- EXERCISE AIM: Show every line from the data below that includes "Shedding".

- SUPPLIED INFORMATION:
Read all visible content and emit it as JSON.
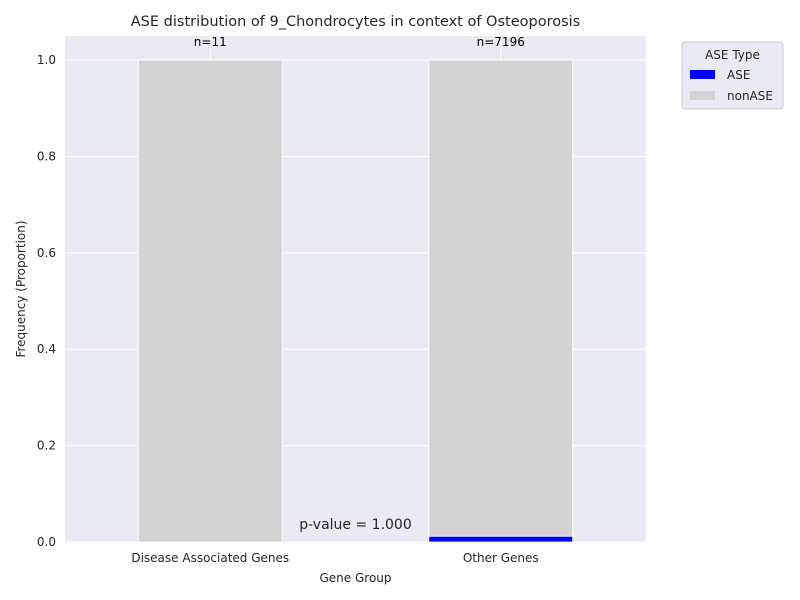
{
  "chart_data": {
    "type": "bar",
    "stacked": true,
    "title": "ASE distribution of 9_Chondrocytes in context of Osteoporosis",
    "xlabel": "Gene Group",
    "ylabel": "Frequency (Proportion)",
    "ylim": [
      0,
      1.05
    ],
    "yticks": [
      "0.0",
      "0.2",
      "0.4",
      "0.6",
      "0.8",
      "1.0"
    ],
    "categories": [
      "Disease Associated Genes",
      "Other Genes"
    ],
    "counts": [
      "n=11",
      "n=7196"
    ],
    "series": [
      {
        "name": "ASE",
        "color": "#0000ff",
        "values": [
          0.0,
          0.012
        ]
      },
      {
        "name": "nonASE",
        "color": "#d3d3d3",
        "values": [
          1.0,
          0.988
        ]
      }
    ],
    "legend": {
      "title": "ASE Type",
      "placement": "outside-top-right"
    },
    "annotation": "p-value = 1.000",
    "grid": true,
    "background": "#eaeaf2"
  }
}
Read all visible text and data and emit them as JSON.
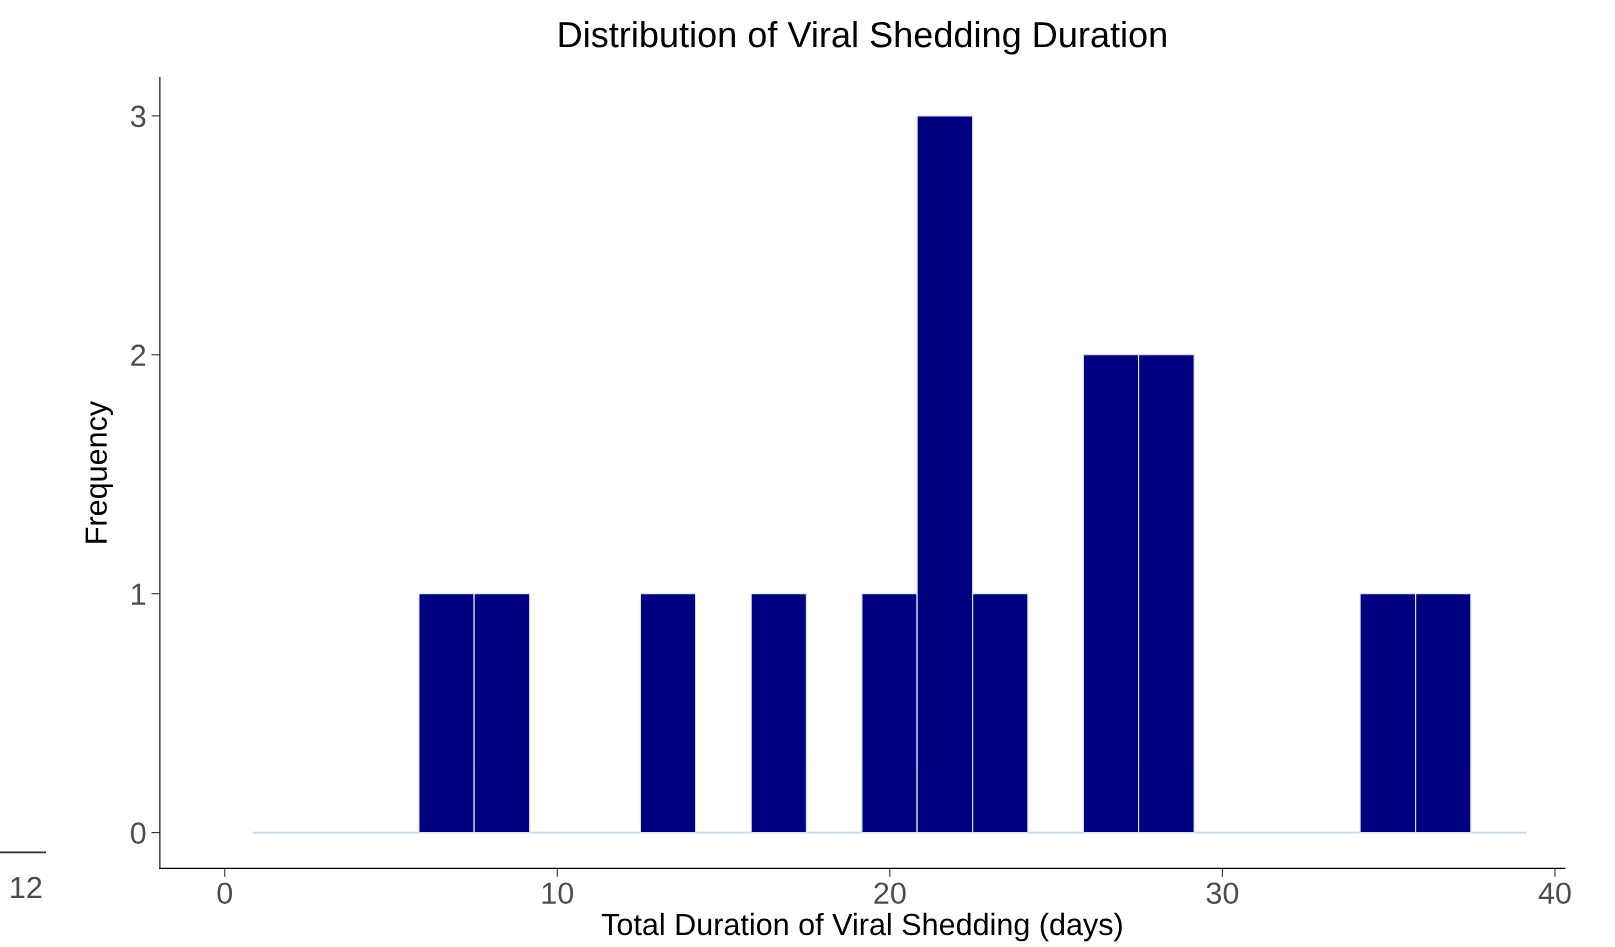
{
  "chart_data": {
    "type": "histogram",
    "title": "Distribution of Viral Shedding Duration",
    "xlabel": "Total Duration of Viral Shedding (days)",
    "ylabel": "Frequency",
    "bins": [
      0.84,
      2.51,
      4.17,
      5.84,
      7.5,
      9.17,
      10.83,
      12.5,
      14.16,
      15.83,
      17.49,
      19.16,
      20.82,
      22.49,
      24.15,
      25.82,
      27.48,
      29.15,
      30.81,
      32.48,
      34.14,
      35.81,
      37.47,
      39.14
    ],
    "values": [
      0,
      0,
      0,
      1,
      1,
      0,
      0,
      1,
      0,
      1,
      0,
      1,
      3,
      1,
      0,
      2,
      2,
      0,
      0,
      0,
      1,
      1,
      0
    ],
    "color": "#000080",
    "xlim": [
      -1.95,
      40.3
    ],
    "xticks": [
      0,
      10,
      20,
      30,
      40
    ],
    "ylim": [
      -0.15,
      3.16
    ],
    "yticks": [
      0,
      1,
      2,
      3
    ],
    "grid": false,
    "ref_lines": [
      {
        "axis": "y",
        "value": 0,
        "color": "#c9d6e3"
      }
    ],
    "annotations": [
      "12"
    ]
  }
}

- TASK ANSWER:
    "title": "Distribution of Viral Shedding Duration",
    "xlabel": "Total Duration of Viral Shedding (days)",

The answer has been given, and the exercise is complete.